== GIVEN REQUEST ==
Make an exact copy of the data below, leaving out every picture.

== ROWS ==
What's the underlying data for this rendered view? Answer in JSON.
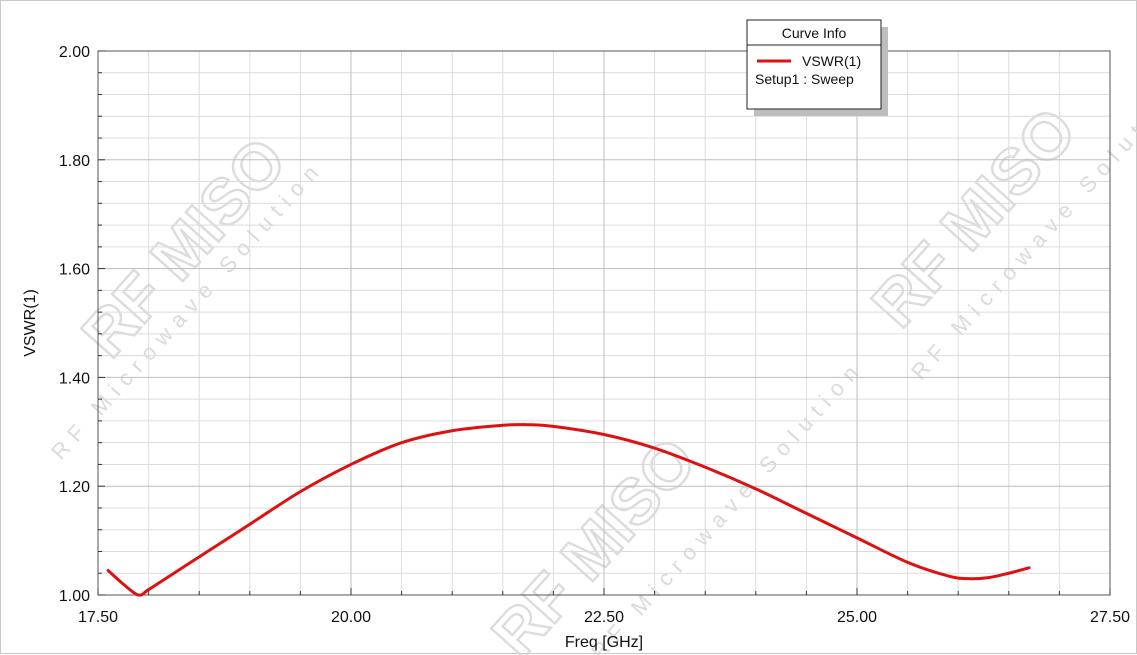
{
  "chart_data": {
    "type": "line",
    "title": "",
    "xlabel": "Freq [GHz]",
    "ylabel": "VSWR(1)",
    "xlim": [
      17.5,
      27.5
    ],
    "ylim": [
      1.0,
      2.0
    ],
    "x_tick_labels": [
      "17.50",
      "20.00",
      "22.50",
      "25.00",
      "27.50"
    ],
    "x_ticks": [
      17.5,
      20.0,
      22.5,
      25.0,
      27.5
    ],
    "y_tick_labels": [
      "1.00",
      "1.20",
      "1.40",
      "1.60",
      "1.80",
      "2.00"
    ],
    "y_ticks": [
      1.0,
      1.2,
      1.4,
      1.6,
      1.8,
      2.0
    ],
    "grid": true,
    "legend_position": "top-right",
    "legend": {
      "title": "Curve Info",
      "entry_label": "VSWR(1)",
      "entry_sublabel": "Setup1 : Sweep"
    },
    "series": [
      {
        "name": "VSWR(1)",
        "color": "#dd1111",
        "x": [
          17.6,
          17.75,
          17.9,
          18.0,
          18.25,
          18.5,
          19.0,
          19.5,
          20.0,
          20.5,
          21.0,
          21.5,
          21.75,
          22.0,
          22.5,
          23.0,
          23.5,
          24.0,
          24.5,
          25.0,
          25.5,
          25.9,
          26.1,
          26.3,
          26.5,
          26.7
        ],
        "y": [
          1.045,
          1.02,
          1.0,
          1.01,
          1.04,
          1.07,
          1.13,
          1.19,
          1.24,
          1.28,
          1.302,
          1.312,
          1.313,
          1.31,
          1.295,
          1.27,
          1.235,
          1.195,
          1.15,
          1.105,
          1.06,
          1.035,
          1.03,
          1.032,
          1.04,
          1.05
        ]
      }
    ]
  },
  "watermark": {
    "brand": "RF MISO",
    "tagline": "RF Microwave Solution"
  }
}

== FINISHED ANSWER ==
What's the underlying data for this rendered view? Answer in JSON.
{
  "chart_data": {
    "type": "line",
    "title": "",
    "xlabel": "Freq [GHz]",
    "ylabel": "VSWR(1)",
    "xlim": [
      17.5,
      27.5
    ],
    "ylim": [
      1.0,
      2.0
    ],
    "x_tick_labels": [
      "17.50",
      "20.00",
      "22.50",
      "25.00",
      "27.50"
    ],
    "x_ticks": [
      17.5,
      20.0,
      22.5,
      25.0,
      27.5
    ],
    "y_tick_labels": [
      "1.00",
      "1.20",
      "1.40",
      "1.60",
      "1.80",
      "2.00"
    ],
    "y_ticks": [
      1.0,
      1.2,
      1.4,
      1.6,
      1.8,
      2.0
    ],
    "grid": true,
    "legend_position": "top-right",
    "legend": {
      "title": "Curve Info",
      "entry_label": "VSWR(1)",
      "entry_sublabel": "Setup1 : Sweep"
    },
    "series": [
      {
        "name": "VSWR(1)",
        "color": "#dd1111",
        "x": [
          17.6,
          17.75,
          17.9,
          18.0,
          18.25,
          18.5,
          19.0,
          19.5,
          20.0,
          20.5,
          21.0,
          21.5,
          21.75,
          22.0,
          22.5,
          23.0,
          23.5,
          24.0,
          24.5,
          25.0,
          25.5,
          25.9,
          26.1,
          26.3,
          26.5,
          26.7
        ],
        "y": [
          1.045,
          1.02,
          1.0,
          1.01,
          1.04,
          1.07,
          1.13,
          1.19,
          1.24,
          1.28,
          1.302,
          1.312,
          1.313,
          1.31,
          1.295,
          1.27,
          1.235,
          1.195,
          1.15,
          1.105,
          1.06,
          1.035,
          1.03,
          1.032,
          1.04,
          1.05
        ]
      }
    ]
  },
  "watermark": {
    "brand": "RF MISO",
    "tagline": "RF Microwave Solution"
  }
}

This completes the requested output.